Identify the lines that include the word "DNSe", then copy all of them.

* EXTRACTED DATA:
╔══

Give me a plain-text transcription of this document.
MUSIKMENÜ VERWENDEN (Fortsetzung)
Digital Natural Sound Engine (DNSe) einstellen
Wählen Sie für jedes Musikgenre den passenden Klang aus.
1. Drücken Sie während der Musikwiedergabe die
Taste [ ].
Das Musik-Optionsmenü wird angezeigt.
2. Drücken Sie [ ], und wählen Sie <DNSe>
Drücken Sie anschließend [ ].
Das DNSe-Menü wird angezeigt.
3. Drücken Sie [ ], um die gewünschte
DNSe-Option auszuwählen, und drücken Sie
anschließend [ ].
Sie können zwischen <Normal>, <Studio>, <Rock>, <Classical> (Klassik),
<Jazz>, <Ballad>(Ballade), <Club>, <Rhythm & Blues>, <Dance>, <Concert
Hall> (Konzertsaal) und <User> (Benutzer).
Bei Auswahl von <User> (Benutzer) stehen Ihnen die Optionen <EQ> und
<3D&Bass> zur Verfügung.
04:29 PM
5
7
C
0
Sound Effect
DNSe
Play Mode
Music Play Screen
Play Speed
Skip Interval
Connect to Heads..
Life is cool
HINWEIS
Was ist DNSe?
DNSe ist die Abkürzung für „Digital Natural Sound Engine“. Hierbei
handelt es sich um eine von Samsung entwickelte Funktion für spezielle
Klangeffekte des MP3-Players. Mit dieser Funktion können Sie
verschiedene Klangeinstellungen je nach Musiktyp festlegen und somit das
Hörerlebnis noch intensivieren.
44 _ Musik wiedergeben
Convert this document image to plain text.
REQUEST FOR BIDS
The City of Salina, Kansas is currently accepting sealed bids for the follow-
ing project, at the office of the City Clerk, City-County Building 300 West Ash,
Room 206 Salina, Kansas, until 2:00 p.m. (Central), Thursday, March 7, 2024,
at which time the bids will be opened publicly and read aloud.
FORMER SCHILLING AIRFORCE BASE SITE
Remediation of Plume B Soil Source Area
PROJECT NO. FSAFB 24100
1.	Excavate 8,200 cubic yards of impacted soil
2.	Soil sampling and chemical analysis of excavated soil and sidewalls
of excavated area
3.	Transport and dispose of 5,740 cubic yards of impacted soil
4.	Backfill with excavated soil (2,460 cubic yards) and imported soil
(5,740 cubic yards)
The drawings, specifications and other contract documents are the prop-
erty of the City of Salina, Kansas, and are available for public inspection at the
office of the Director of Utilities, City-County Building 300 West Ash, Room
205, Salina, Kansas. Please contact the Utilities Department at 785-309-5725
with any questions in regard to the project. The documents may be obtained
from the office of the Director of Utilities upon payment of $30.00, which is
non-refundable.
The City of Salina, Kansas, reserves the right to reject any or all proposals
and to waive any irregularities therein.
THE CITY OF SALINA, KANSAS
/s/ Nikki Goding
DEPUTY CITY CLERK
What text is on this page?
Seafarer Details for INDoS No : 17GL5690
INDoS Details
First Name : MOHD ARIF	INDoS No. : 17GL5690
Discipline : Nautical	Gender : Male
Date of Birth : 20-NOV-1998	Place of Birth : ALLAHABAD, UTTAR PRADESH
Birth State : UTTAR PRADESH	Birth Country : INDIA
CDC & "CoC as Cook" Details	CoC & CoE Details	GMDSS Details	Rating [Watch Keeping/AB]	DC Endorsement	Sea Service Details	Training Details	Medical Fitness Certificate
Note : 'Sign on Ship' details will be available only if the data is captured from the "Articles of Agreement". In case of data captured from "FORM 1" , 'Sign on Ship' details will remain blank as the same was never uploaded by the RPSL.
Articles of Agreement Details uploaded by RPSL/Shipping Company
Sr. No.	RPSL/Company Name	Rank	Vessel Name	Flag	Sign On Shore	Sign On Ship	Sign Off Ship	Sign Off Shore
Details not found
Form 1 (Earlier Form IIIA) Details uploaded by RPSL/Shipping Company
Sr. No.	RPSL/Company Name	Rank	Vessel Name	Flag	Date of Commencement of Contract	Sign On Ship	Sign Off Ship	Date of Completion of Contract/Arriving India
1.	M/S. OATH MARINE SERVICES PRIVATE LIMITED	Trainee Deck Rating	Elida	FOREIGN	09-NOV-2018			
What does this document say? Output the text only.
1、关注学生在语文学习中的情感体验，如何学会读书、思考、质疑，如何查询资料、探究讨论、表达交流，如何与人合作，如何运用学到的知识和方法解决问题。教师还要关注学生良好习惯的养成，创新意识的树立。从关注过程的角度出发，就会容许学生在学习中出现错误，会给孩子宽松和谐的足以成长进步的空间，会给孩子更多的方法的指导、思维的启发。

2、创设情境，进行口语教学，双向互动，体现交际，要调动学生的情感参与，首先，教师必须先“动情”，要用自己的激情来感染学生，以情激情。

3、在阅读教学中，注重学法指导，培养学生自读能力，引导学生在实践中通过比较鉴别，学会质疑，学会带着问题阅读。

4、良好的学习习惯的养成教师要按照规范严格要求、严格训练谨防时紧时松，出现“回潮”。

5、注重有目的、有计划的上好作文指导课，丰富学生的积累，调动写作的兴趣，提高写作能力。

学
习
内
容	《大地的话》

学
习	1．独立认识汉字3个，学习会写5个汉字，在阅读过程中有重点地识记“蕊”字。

╚══

* RESPONSE TO THIS EXERCISE:
Digital Natural Sound Engine (DNSe) einstellen
2. Drücken Sie [ ], und wählen Sie <DNSe>
Das DNSe-Menü wird angezeigt.
DNSe-Option auszuwählen, und drücken Sie
DNSe
Was ist DNSe?
DNSe ist die Abkürzung für „Digital Natural Sound Engine“. Hierbei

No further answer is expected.